__ENTRIES SHOWN__.
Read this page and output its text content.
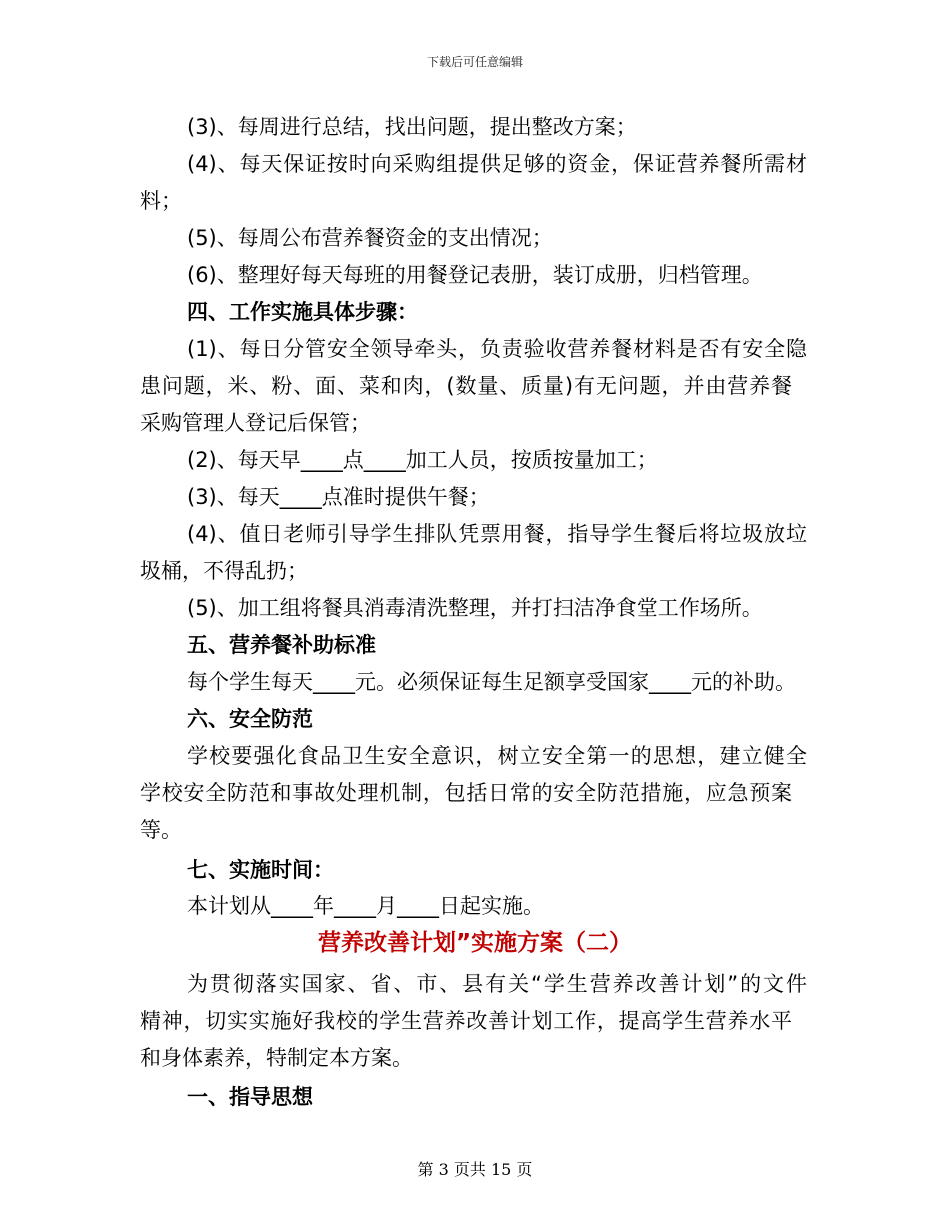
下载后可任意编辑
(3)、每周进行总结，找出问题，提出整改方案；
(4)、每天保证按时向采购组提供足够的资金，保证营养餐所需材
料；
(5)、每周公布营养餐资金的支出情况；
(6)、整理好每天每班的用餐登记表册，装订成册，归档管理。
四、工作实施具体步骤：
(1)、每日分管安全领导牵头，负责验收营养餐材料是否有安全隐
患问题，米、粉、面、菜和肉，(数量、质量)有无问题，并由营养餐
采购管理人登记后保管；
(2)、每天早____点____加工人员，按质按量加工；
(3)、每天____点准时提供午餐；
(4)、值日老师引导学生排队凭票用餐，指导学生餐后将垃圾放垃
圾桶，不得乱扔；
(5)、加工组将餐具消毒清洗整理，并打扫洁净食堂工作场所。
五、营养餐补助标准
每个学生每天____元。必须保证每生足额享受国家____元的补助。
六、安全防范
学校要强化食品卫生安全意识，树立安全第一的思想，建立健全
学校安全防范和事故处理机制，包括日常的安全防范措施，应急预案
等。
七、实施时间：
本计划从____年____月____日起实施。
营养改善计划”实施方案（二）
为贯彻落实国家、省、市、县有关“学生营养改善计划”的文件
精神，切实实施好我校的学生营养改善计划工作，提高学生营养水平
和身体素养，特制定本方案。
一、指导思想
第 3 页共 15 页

__STATED EXERCISE__.
Word for word, quote the full listing, omitting every picture.

__THE RESPONSE__.
Read this page and output its text content.
下载后可任意编辑
(3)、每周进行总结，找出问题，提出整改方案；
(4)、每天保证按时向采购组提供足够的资金，保证营养餐所需材
料；
(5)、每周公布营养餐资金的支出情况；
(6)、整理好每天每班的用餐登记表册，装订成册，归档管理。
四、工作实施具体步骤：
(1)、每日分管安全领导牵头，负责验收营养餐材料是否有安全隐
患问题，米、粉、面、菜和肉，(数量、质量)有无问题，并由营养餐
采购管理人登记后保管；
(2)、每天早____点____加工人员，按质按量加工；
(3)、每天____点准时提供午餐；
(4)、值日老师引导学生排队凭票用餐，指导学生餐后将垃圾放垃
圾桶，不得乱扔；
(5)、加工组将餐具消毒清洗整理，并打扫洁净食堂工作场所。
五、营养餐补助标准
每个学生每天____元。必须保证每生足额享受国家____元的补助。
六、安全防范
学校要强化食品卫生安全意识，树立安全第一的思想，建立健全
学校安全防范和事故处理机制，包括日常的安全防范措施，应急预案
等。
七、实施时间：
本计划从____年____月____日起实施。
营养改善计划”实施方案（二）
为贯彻落实国家、省、市、县有关“学生营养改善计划”的文件
精神，切实实施好我校的学生营养改善计划工作，提高学生营养水平
和身体素养，特制定本方案。
一、指导思想
第 3 页共 15 页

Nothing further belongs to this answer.